EXERCISE DIRECTIONS: Go through the material below and count the lines with the string "distracted"; the number is the whole answer.

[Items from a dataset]
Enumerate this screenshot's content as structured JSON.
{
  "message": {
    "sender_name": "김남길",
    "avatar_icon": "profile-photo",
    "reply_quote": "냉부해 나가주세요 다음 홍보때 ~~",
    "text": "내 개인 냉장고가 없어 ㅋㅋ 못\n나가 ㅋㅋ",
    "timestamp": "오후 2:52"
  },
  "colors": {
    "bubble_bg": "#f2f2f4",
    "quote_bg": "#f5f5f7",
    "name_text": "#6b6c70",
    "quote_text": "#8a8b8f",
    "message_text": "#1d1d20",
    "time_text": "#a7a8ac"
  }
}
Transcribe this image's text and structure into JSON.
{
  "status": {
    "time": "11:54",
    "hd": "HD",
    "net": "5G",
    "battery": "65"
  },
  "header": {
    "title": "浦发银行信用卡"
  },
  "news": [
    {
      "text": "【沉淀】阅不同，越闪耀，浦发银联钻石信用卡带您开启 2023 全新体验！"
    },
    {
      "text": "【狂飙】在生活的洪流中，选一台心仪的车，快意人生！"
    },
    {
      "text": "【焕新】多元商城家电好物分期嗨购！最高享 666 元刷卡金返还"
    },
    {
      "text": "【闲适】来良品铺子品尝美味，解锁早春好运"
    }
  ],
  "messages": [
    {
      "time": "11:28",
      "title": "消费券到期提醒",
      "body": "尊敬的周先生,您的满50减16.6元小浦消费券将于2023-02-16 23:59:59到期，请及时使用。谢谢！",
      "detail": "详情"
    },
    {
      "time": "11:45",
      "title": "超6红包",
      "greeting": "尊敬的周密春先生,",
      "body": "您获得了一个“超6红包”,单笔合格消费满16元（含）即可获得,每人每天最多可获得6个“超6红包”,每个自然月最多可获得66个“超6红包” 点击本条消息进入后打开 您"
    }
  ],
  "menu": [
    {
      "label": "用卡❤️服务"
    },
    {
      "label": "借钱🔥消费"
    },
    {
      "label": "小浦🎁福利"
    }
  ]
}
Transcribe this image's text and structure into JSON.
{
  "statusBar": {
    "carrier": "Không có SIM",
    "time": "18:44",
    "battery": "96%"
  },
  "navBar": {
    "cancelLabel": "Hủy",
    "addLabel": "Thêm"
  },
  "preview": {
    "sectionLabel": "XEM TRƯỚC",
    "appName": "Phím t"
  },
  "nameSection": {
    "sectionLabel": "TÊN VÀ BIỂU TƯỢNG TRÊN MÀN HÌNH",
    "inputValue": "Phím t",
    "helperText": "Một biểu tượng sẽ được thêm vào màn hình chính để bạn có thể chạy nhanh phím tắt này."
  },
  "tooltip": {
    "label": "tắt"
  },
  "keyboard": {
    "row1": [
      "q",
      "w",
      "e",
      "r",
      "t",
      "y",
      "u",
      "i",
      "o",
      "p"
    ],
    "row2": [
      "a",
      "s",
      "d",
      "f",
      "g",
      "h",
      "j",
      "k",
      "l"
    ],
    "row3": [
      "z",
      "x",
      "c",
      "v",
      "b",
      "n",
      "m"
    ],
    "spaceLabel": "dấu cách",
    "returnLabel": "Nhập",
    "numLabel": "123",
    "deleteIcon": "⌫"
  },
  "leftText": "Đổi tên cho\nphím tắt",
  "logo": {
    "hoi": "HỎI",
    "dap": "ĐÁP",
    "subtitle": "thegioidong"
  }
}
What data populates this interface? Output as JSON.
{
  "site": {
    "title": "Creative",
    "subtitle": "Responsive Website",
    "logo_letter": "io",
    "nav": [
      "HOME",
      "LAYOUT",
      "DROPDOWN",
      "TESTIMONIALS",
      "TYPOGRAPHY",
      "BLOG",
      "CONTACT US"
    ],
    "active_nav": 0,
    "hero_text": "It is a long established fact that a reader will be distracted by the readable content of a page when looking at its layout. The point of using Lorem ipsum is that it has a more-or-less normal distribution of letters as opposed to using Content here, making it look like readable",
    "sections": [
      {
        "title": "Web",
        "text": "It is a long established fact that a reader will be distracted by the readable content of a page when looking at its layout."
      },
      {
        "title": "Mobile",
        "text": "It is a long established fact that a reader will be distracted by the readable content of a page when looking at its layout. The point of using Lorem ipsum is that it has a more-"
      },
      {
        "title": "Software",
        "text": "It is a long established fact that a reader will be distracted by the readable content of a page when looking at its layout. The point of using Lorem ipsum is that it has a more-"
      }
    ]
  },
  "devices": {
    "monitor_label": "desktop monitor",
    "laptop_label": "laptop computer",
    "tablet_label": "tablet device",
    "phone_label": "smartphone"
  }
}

COMPLETED TASK: 4